Short problem: Omit every picture and output the rest of the records exactly as they are.

Task material:
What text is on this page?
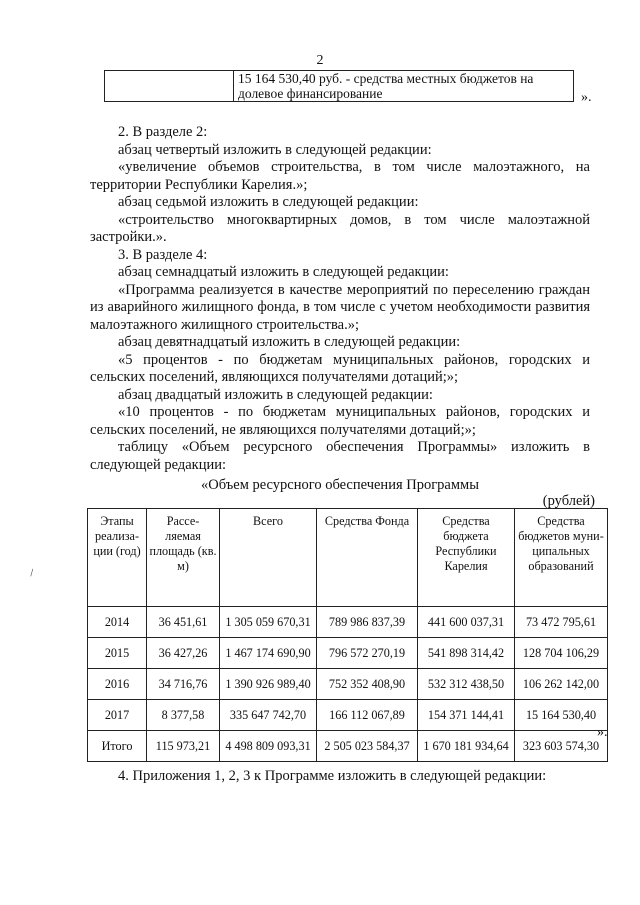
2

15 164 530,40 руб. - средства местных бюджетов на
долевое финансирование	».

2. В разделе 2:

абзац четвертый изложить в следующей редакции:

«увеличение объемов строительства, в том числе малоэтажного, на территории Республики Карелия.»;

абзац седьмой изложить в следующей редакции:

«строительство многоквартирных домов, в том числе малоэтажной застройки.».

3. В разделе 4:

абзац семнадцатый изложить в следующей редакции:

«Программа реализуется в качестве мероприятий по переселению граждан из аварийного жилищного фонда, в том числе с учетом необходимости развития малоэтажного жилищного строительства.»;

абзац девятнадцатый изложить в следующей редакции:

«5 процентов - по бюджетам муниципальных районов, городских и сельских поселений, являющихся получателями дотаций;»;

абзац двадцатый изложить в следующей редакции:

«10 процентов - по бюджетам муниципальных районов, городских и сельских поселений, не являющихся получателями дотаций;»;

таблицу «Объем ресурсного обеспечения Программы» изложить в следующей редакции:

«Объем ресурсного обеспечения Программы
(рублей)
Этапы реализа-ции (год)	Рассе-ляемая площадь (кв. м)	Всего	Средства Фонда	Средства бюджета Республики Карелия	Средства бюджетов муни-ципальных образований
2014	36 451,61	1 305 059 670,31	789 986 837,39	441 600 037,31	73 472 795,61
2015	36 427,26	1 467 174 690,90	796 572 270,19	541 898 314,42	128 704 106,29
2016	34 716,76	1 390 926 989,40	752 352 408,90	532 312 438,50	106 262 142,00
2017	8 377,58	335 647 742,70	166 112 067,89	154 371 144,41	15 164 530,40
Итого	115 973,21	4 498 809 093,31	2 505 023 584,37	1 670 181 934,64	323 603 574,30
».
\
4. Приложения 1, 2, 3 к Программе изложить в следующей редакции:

Output of the task:
What text is on this page?
2

15 164 530,40 руб. - средства местных бюджетов на
долевое финансирование	».

2. В разделе 2:

абзац четвертый изложить в следующей редакции:

«увеличение объемов строительства, в том числе малоэтажного, на территории Республики Карелия.»;

абзац седьмой изложить в следующей редакции:

«строительство многоквартирных домов, в том числе малоэтажной застройки.».

3. В разделе 4:

абзац семнадцатый изложить в следующей редакции:

«Программа реализуется в качестве мероприятий по переселению граждан из аварийного жилищного фонда, в том числе с учетом необходимости развития малоэтажного жилищного строительства.»;

абзац девятнадцатый изложить в следующей редакции:

«5 процентов - по бюджетам муниципальных районов, городских и сельских поселений, являющихся получателями дотаций;»;

абзац двадцатый изложить в следующей редакции:

«10 процентов - по бюджетам муниципальных районов, городских и сельских поселений, не являющихся получателями дотаций;»;

таблицу «Объем ресурсного обеспечения Программы» изложить в следующей редакции:

«Объем ресурсного обеспечения Программы
(рублей)
Этапы реализа-ции (год)	Рассе-ляемая площадь (кв. м)	Всего	Средства Фонда	Средства бюджета Республики Карелия	Средства бюджетов муни-ципальных образований
2014	36 451,61	1 305 059 670,31	789 986 837,39	441 600 037,31	73 472 795,61
2015	36 427,26	1 467 174 690,90	796 572 270,19	541 898 314,42	128 704 106,29
2016	34 716,76	1 390 926 989,40	752 352 408,90	532 312 438,50	106 262 142,00
2017	8 377,58	335 647 742,70	166 112 067,89	154 371 144,41	15 164 530,40
Итого	115 973,21	4 498 809 093,31	2 505 023 584,37	1 670 181 934,64	323 603 574,30
».
\
4. Приложения 1, 2, 3 к Программе изложить в следующей редакции:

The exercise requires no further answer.